| Record set |
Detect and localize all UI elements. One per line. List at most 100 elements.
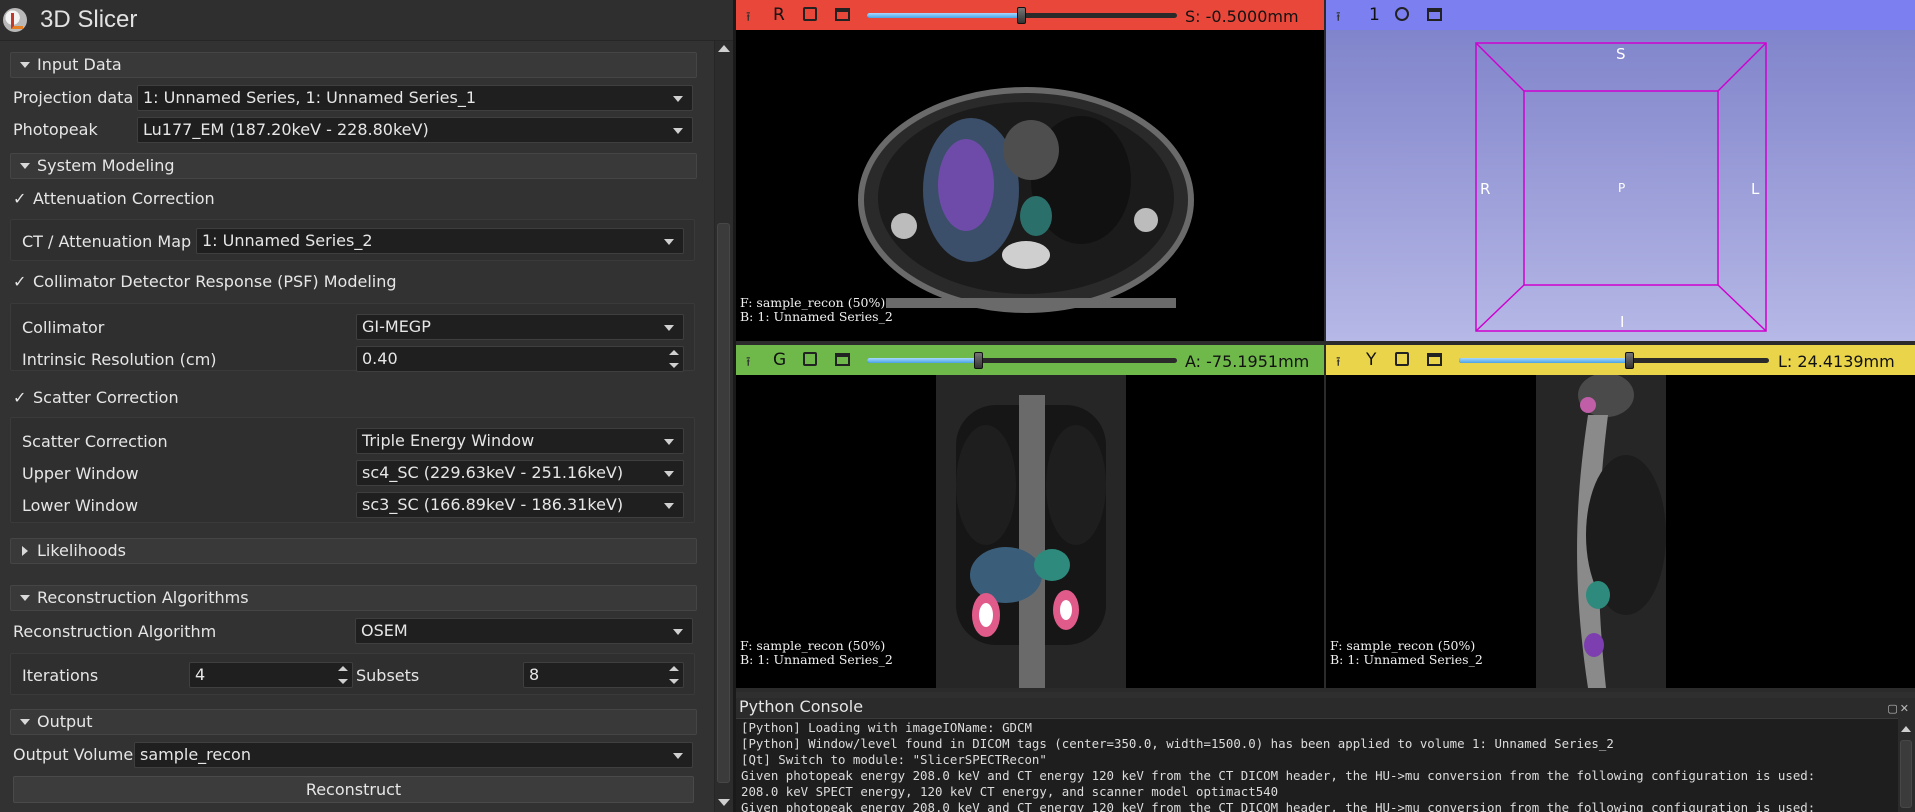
link-icon[interactable]: [803, 352, 817, 366]
scatter-correction-label: Scatter Correction: [33, 388, 179, 407]
console-window-buttons[interactable]: ▢✕: [1887, 702, 1911, 715]
yellow-slice-view[interactable]: ⭱ Y L: 24.4139mm F: sample_recon (50%) B…: [1326, 345, 1915, 688]
psf-modeling-checkbox[interactable]: ✓ Collimator Detector Response (PSF) Mode…: [13, 272, 397, 291]
yellow-view-label: Y: [1366, 350, 1377, 370]
section-title: Likelihoods: [37, 541, 126, 560]
console-resize-handle[interactable]: [736, 692, 1915, 698]
scatter-correction-checkbox[interactable]: ✓ Scatter Correction: [13, 388, 179, 407]
green-foreground-label: F: sample_recon (50%): [740, 638, 886, 653]
scroll-up-icon[interactable]: [718, 45, 730, 52]
section-system-modeling[interactable]: System Modeling: [10, 153, 697, 179]
photopeak-select[interactable]: Lu177_EM (187.20keV - 228.80keV): [137, 117, 693, 143]
spin-up-icon[interactable]: [338, 666, 348, 671]
cube-posterior-label: P: [1618, 181, 1626, 195]
console-scrollbar[interactable]: [1898, 718, 1915, 812]
section-reconstruction-algorithms[interactable]: Reconstruction Algorithms: [10, 585, 697, 611]
maximize-view-icon[interactable]: [835, 353, 850, 366]
module-scrollbar[interactable]: [714, 41, 733, 812]
green-slice-offset: A: -75.1951mm: [1185, 352, 1310, 371]
chevron-down-icon: [664, 471, 674, 477]
lower-window-select[interactable]: sc3_SC (166.89keV - 186.31keV): [356, 492, 684, 518]
attenuation-group: CT / Attenuation Map 1: Unnamed Series_2: [10, 219, 695, 261]
lower-window-value: sc3_SC (166.89keV - 186.31keV): [362, 495, 624, 514]
ct-attenuation-map-label: CT / Attenuation Map: [22, 232, 192, 251]
collapse-arrow-icon: [20, 595, 30, 601]
scroll-up-icon[interactable]: [1901, 726, 1911, 732]
app-title: 3D Slicer: [40, 6, 138, 33]
green-slice-view[interactable]: ⭱ G A: -75.1951mm F: sample_recon (50%) …: [736, 345, 1324, 688]
cube-right-label: R: [1480, 180, 1491, 198]
yellow-foreground-label: F: sample_recon (50%): [1330, 638, 1476, 653]
pin-icon[interactable]: ⭱: [746, 353, 751, 375]
subsets-value: 8: [529, 665, 540, 684]
spin-up-icon[interactable]: [669, 350, 679, 355]
lower-window-label: Lower Window: [22, 496, 139, 515]
red-slice-slider[interactable]: [867, 7, 1177, 24]
subsets-spinbox[interactable]: 8: [523, 662, 684, 688]
checkmark-icon: ✓: [13, 189, 27, 208]
console-output[interactable]: [Python] Loading with imageIOName: GDCM …: [736, 718, 1898, 812]
3d-view[interactable]: ⭱ 1 S R P L I: [1326, 0, 1915, 341]
scroll-thumb[interactable]: [1900, 740, 1912, 808]
green-slice-slider[interactable]: [867, 352, 1177, 369]
spin-down-icon[interactable]: [669, 679, 679, 684]
module-panel: 3D Slicer Input Data Projection data 1: …: [0, 0, 733, 812]
attenuation-correction-checkbox[interactable]: ✓ Attenuation Correction: [13, 189, 215, 208]
upper-window-select[interactable]: sc4_SC (229.63keV - 251.16keV): [356, 460, 684, 486]
yellow-background-label: B: 1: Unnamed Series_2: [1330, 652, 1483, 667]
spin-up-icon[interactable]: [669, 666, 679, 671]
section-output[interactable]: Output: [10, 709, 697, 735]
chevron-down-icon: [664, 239, 674, 245]
red-view-label: R: [773, 5, 785, 25]
slider-handle[interactable]: [973, 352, 983, 369]
section-title: Reconstruction Algorithms: [37, 588, 249, 607]
python-console: Python Console ▢✕ [Python] Loading with …: [736, 692, 1915, 812]
pin-icon[interactable]: ⭱: [746, 8, 751, 30]
yellow-slice-offset: L: 24.4139mm: [1778, 352, 1895, 371]
reconstruction-algorithm-label: Reconstruction Algorithm: [13, 622, 217, 641]
output-volume-select[interactable]: sample_recon: [134, 742, 693, 768]
ct-attenuation-map-select[interactable]: 1: Unnamed Series_2: [196, 228, 684, 254]
collapse-arrow-icon: [20, 719, 30, 725]
spin-down-icon[interactable]: [338, 679, 348, 684]
iterations-value: 4: [195, 665, 206, 684]
reconstruction-algorithm-select[interactable]: OSEM: [355, 618, 693, 644]
scatter-method-value: Triple Energy Window: [362, 431, 535, 450]
console-title: Python Console: [739, 697, 864, 716]
maximize-view-icon[interactable]: [1427, 353, 1442, 366]
attenuation-correction-label: Attenuation Correction: [33, 189, 215, 208]
maximize-view-icon[interactable]: [835, 8, 850, 21]
red-view-controller: ⭱ R S: -0.5000mm: [736, 0, 1324, 30]
spin-down-icon[interactable]: [669, 363, 679, 368]
yellow-slice-slider[interactable]: [1459, 352, 1769, 369]
reconstruction-algorithm-value: OSEM: [361, 621, 408, 640]
iterations-spinbox[interactable]: 4: [189, 662, 353, 688]
scroll-thumb[interactable]: [717, 223, 730, 783]
green-view-controller: ⭱ G A: -75.1951mm: [736, 345, 1324, 375]
iterations-label: Iterations: [22, 666, 99, 685]
projection-data-select[interactable]: 1: Unnamed Series, 1: Unnamed Series_1: [137, 85, 693, 111]
section-input-data[interactable]: Input Data: [10, 52, 697, 78]
pin-icon[interactable]: ⭱: [1336, 353, 1341, 375]
slider-fill: [867, 358, 979, 363]
section-likelihoods[interactable]: Likelihoods: [10, 538, 697, 564]
scroll-down-icon[interactable]: [718, 799, 730, 806]
ct-attenuation-map-value: 1: Unnamed Series_2: [202, 231, 373, 250]
slider-handle[interactable]: [1624, 352, 1634, 369]
link-icon[interactable]: [803, 7, 817, 21]
red-slice-view[interactable]: ⭱ R S: -0.5000mm F: sample_recon (50%) B…: [736, 0, 1324, 341]
link-icon[interactable]: [1395, 352, 1409, 366]
chevron-down-icon: [673, 96, 683, 102]
section-title: Output: [37, 712, 93, 731]
scatter-method-select[interactable]: Triple Energy Window: [356, 428, 684, 454]
psf-modeling-label: Collimator Detector Response (PSF) Model…: [33, 272, 397, 291]
photopeak-label: Photopeak: [13, 120, 98, 139]
collapse-arrow-icon: [20, 163, 30, 169]
collimator-select[interactable]: GI-MEGP: [356, 314, 684, 340]
intrinsic-resolution-value: 0.40: [362, 349, 398, 368]
slider-handle[interactable]: [1017, 7, 1026, 24]
upper-window-value: sc4_SC (229.63keV - 251.16keV): [362, 463, 624, 482]
reconstruct-button[interactable]: Reconstruct: [13, 776, 694, 803]
intrinsic-resolution-spinbox[interactable]: 0.40: [356, 346, 684, 372]
scatter-group: Scatter Correction Triple Energy Window …: [10, 417, 695, 523]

| Task |
Copy out the rows above, without alteration, from the one containing "link-icon[interactable]: [803, 352, 817, 366]" through the one containing "console-window-buttons[interactable]: ▢✕: [1887, 702, 1911, 715]", including both.

| Solution for this problem |
link-icon[interactable]: [803, 352, 817, 366]
scatter-correction-label: Scatter Correction: [33, 388, 179, 407]
console-window-buttons[interactable]: ▢✕: [1887, 702, 1911, 715]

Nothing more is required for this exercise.